What to produce | Rewrite the items beginning at the line that contains "Itemize the components" and ending after the line that contains "x-tick-label: 头发护理 bbox=[180, 379, 252, 400]", replacing "legend-swatch" with "legend-marker" and leaving everything else unchanged.

Information supplied |
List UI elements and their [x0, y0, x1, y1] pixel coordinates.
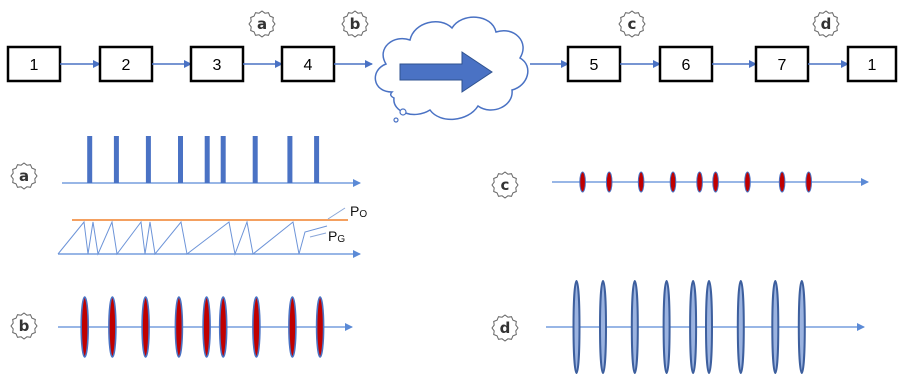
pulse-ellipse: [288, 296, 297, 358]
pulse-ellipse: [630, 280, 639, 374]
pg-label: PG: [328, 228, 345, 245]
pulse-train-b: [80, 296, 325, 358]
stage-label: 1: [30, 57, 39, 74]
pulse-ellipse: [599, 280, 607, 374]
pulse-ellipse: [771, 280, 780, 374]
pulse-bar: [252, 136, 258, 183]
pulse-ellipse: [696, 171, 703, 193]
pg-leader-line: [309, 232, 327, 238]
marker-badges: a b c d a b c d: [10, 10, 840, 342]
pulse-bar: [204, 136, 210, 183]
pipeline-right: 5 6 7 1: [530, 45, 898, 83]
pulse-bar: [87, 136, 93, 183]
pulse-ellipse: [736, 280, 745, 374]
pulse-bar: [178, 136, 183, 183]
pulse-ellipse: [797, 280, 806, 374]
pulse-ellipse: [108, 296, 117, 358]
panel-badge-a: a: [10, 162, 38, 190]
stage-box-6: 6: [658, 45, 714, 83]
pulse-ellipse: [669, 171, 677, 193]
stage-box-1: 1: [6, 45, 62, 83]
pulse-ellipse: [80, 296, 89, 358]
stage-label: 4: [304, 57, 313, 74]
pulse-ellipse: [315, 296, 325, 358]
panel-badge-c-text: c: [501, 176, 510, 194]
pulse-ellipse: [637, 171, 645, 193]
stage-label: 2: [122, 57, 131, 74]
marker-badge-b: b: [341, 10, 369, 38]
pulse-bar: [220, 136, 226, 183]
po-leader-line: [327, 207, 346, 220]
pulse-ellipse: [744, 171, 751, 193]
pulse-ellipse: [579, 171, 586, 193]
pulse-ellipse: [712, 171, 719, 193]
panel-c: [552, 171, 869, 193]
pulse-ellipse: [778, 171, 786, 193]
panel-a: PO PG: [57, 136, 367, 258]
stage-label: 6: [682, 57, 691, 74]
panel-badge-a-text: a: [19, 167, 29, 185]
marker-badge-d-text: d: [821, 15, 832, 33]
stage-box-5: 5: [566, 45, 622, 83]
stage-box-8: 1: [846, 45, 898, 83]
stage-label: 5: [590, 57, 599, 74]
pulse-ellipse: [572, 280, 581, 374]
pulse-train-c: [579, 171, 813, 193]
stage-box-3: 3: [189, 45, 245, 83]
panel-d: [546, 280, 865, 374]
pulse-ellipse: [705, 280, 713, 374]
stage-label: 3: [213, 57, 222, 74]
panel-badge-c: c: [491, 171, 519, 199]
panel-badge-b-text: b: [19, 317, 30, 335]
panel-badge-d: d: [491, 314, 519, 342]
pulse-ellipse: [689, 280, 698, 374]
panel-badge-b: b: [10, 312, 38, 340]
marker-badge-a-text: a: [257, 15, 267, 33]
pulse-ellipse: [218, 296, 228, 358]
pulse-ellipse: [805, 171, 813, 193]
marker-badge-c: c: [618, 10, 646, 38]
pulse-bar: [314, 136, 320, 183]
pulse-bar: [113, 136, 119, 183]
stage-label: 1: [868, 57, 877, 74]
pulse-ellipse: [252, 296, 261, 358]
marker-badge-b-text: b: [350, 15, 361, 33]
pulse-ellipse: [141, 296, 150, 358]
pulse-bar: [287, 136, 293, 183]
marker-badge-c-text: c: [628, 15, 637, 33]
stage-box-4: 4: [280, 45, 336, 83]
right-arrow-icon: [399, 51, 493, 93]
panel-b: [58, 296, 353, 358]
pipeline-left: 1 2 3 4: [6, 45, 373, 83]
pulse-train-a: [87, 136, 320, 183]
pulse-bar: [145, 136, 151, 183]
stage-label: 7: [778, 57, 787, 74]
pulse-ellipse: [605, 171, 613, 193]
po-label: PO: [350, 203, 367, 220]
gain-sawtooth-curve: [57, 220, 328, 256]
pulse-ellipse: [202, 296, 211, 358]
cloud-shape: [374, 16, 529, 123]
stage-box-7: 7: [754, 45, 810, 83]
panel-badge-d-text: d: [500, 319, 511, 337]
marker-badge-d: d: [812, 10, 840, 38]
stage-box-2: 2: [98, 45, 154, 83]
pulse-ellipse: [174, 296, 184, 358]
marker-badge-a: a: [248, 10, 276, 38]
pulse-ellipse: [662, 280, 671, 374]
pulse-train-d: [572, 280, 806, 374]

---

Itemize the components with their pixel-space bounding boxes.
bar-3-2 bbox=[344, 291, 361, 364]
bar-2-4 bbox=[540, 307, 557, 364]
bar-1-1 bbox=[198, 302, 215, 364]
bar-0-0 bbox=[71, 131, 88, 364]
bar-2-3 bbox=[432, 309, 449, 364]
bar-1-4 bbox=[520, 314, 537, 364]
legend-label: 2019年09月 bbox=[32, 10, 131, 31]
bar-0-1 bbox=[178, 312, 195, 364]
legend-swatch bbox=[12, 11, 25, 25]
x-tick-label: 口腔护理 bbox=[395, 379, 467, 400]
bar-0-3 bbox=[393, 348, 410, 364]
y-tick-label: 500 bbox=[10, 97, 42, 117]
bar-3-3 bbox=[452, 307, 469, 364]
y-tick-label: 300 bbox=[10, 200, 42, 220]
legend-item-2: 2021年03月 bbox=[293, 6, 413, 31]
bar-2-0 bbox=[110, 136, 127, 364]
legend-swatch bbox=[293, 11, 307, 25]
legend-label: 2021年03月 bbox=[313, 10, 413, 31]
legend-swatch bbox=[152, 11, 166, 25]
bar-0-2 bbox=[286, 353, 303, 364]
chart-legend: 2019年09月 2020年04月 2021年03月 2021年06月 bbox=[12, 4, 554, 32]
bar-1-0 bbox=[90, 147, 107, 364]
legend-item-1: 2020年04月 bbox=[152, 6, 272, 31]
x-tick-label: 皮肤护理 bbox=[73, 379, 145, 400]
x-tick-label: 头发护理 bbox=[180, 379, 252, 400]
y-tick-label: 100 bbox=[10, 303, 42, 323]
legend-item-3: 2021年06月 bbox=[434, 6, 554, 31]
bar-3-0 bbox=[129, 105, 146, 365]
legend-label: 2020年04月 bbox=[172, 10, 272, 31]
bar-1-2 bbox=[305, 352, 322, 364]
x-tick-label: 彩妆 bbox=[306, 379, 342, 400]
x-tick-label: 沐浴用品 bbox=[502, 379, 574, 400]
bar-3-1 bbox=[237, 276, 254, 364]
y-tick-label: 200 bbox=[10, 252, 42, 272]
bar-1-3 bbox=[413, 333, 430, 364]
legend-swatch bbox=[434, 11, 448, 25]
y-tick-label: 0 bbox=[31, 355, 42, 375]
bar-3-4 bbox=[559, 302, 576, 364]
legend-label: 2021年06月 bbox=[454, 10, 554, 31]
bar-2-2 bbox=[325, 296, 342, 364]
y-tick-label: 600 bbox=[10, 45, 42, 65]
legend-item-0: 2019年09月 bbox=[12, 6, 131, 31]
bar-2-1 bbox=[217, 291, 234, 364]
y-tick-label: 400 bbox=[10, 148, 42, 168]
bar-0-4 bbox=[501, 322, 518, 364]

---

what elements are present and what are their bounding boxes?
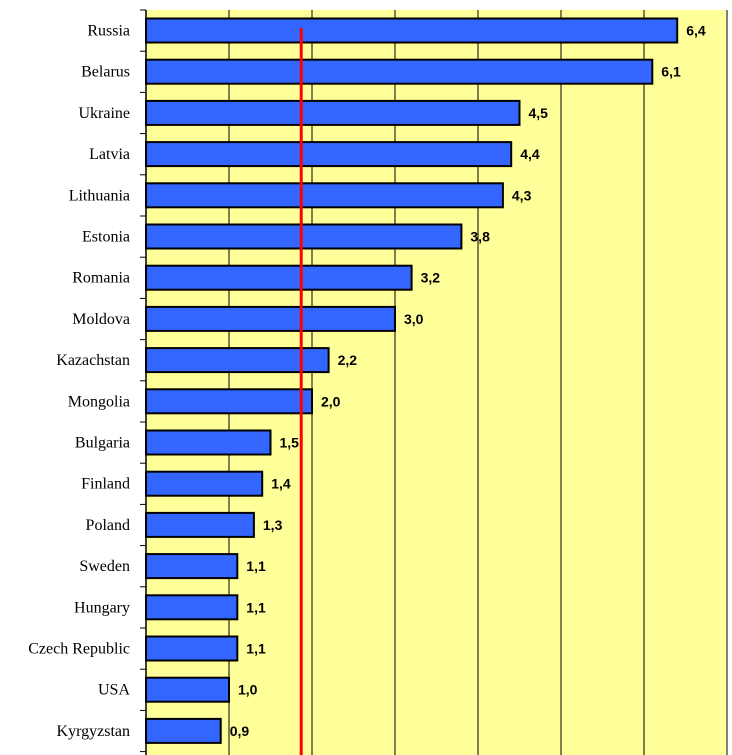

Response to the exercise |
Itemize the components with their pixel-space bounding boxes.
bar-3-2 bbox=[344, 291, 361, 364]
bar-2-4 bbox=[540, 307, 557, 364]
bar-1-1 bbox=[198, 302, 215, 364]
bar-0-0 bbox=[71, 131, 88, 364]
bar-2-3 bbox=[432, 309, 449, 364]
bar-1-4 bbox=[520, 314, 537, 364]
legend-label: 2019年09月 bbox=[32, 10, 131, 31]
bar-0-1 bbox=[178, 312, 195, 364]
legend-marker bbox=[12, 11, 25, 25]
x-tick-label: 口腔护理 bbox=[395, 379, 467, 400]
bar-0-3 bbox=[393, 348, 410, 364]
y-tick-label: 500 bbox=[10, 97, 42, 117]
bar-3-3 bbox=[452, 307, 469, 364]
y-tick-label: 300 bbox=[10, 200, 42, 220]
legend-item-2: 2021年03月 bbox=[293, 6, 413, 31]
bar-2-0 bbox=[110, 136, 127, 364]
legend-marker bbox=[293, 11, 307, 25]
legend-label: 2021年03月 bbox=[313, 10, 413, 31]
legend-marker bbox=[152, 11, 166, 25]
bar-0-2 bbox=[286, 353, 303, 364]
chart-legend: 2019年09月 2020年04月 2021年03月 2021年06月 bbox=[12, 4, 554, 32]
bar-1-0 bbox=[90, 147, 107, 364]
legend-item-1: 2020年04月 bbox=[152, 6, 272, 31]
x-tick-label: 皮肤护理 bbox=[73, 379, 145, 400]
x-tick-label: 头发护理 bbox=[180, 379, 252, 400]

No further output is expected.